● **Written instruction**
Look through the material below. Copy each line that contains the string "depois".
## begin Available data
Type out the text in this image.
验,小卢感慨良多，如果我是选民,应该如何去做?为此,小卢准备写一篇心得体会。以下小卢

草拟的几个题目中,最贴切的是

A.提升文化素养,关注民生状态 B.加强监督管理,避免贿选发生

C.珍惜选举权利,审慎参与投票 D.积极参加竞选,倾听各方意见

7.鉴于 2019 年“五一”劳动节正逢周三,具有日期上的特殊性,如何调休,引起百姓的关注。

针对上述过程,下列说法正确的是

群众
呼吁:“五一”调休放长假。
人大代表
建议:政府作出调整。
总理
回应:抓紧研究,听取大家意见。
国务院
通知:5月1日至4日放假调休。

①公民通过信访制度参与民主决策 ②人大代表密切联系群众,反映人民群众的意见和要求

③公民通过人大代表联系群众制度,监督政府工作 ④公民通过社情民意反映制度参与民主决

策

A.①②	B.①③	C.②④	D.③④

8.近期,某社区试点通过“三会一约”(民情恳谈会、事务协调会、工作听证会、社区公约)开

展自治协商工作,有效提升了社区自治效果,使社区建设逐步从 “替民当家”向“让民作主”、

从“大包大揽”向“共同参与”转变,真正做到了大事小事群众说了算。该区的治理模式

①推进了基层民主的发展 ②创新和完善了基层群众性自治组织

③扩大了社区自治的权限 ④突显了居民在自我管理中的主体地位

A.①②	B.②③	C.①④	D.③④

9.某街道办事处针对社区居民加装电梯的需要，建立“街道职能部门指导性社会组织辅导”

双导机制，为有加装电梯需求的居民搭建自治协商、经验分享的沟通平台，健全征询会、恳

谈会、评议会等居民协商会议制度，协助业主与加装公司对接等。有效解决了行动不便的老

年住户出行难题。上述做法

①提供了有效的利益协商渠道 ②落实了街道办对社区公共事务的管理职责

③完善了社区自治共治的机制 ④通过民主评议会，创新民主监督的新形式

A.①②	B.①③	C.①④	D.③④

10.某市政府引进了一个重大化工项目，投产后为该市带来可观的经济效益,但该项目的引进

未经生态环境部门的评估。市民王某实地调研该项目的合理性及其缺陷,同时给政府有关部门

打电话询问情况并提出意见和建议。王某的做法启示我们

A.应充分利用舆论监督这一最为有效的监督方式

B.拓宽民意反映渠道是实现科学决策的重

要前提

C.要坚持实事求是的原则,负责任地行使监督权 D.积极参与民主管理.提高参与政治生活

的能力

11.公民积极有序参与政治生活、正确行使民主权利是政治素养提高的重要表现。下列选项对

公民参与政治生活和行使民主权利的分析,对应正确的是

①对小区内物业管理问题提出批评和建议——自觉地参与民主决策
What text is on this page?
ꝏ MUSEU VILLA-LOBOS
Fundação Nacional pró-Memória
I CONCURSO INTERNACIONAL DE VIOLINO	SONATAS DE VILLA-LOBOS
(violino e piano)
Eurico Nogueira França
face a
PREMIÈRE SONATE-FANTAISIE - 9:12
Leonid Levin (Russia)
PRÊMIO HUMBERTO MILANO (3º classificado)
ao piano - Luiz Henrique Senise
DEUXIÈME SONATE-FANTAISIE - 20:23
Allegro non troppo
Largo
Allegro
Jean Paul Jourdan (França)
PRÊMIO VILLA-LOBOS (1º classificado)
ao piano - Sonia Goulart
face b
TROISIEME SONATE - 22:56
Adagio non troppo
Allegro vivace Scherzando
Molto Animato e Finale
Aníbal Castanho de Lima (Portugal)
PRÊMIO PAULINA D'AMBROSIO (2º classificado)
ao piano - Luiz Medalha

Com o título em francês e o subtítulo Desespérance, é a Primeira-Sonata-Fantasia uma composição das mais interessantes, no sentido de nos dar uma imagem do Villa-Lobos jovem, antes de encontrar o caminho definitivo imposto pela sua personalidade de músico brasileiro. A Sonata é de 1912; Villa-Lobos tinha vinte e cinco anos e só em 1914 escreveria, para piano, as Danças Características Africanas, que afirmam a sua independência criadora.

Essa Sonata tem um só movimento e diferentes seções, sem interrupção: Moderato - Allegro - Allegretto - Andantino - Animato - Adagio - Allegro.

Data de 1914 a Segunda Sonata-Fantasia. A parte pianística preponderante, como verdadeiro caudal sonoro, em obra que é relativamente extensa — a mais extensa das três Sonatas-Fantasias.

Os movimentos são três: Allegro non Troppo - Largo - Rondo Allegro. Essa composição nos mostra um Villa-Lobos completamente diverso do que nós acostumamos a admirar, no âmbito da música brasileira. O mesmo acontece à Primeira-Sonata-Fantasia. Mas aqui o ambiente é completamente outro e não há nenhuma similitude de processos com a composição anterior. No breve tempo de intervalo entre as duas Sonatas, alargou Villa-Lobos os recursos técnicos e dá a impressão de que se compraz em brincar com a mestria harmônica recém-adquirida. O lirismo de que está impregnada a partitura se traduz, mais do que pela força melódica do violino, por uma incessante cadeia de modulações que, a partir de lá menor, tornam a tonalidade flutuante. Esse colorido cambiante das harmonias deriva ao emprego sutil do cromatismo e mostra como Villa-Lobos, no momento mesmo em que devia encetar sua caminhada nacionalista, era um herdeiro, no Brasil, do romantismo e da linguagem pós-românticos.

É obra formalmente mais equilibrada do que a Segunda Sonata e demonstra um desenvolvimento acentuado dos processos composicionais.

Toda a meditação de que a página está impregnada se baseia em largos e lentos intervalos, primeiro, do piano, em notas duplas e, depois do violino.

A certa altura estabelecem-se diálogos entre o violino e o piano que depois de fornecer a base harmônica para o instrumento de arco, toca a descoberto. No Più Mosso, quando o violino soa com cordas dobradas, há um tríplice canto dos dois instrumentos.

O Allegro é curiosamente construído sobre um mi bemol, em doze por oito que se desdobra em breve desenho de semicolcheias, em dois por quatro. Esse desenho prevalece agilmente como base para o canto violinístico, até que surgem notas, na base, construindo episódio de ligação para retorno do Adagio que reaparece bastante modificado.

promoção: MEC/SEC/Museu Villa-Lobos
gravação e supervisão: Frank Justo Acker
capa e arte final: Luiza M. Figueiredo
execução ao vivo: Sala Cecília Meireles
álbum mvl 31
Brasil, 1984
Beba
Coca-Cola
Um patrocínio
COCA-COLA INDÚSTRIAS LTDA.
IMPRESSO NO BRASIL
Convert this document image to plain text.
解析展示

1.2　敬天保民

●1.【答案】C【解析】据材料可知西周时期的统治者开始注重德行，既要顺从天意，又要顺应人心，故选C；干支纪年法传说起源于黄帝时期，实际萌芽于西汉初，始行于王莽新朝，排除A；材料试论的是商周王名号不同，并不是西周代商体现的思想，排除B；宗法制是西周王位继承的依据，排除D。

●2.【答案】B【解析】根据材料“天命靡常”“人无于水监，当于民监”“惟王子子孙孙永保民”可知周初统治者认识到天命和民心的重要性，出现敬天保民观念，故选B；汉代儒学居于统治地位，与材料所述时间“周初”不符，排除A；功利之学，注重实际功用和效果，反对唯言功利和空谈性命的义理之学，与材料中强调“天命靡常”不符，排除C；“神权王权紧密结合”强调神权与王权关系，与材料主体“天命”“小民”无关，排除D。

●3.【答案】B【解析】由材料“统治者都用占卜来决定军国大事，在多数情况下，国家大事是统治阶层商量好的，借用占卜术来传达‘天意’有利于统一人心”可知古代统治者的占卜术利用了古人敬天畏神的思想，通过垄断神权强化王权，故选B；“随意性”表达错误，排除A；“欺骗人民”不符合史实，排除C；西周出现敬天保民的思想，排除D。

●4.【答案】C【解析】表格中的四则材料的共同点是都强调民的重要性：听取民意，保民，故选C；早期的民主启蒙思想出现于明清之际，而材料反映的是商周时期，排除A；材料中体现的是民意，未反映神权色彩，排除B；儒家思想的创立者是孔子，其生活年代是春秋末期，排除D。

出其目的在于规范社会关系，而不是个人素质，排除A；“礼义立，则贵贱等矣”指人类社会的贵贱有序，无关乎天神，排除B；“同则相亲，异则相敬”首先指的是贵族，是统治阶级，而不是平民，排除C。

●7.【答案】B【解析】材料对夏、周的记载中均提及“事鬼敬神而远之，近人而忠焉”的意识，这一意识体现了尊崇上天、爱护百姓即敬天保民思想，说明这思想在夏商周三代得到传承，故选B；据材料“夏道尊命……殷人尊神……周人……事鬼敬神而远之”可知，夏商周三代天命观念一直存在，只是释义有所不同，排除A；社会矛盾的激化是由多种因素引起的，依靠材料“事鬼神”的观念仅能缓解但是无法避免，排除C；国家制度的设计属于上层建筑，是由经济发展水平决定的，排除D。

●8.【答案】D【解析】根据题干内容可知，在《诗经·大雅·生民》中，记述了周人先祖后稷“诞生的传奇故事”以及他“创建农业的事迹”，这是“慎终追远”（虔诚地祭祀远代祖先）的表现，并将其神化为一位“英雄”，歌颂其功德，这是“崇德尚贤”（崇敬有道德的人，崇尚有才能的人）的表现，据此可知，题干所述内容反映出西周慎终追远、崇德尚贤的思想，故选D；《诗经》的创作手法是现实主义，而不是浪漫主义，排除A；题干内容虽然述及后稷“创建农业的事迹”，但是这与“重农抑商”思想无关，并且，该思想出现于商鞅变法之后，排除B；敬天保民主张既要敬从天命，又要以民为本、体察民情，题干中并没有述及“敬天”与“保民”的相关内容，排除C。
## end Available data
● **Written answer**
Toda a meditação de que a página está impregnada se baseia em largos e lentos intervalos, primeiro, do piano, em notas duplas e, depois do violino.
A certa altura estabelecem-se diálogos entre o violino e o piano que depois de fornecer a base harmônica para o instrumento de arco, toca a descoberto. No Più Mosso, quando o violino soa com cordas dobradas, há um tríplice canto dos dois instrumentos.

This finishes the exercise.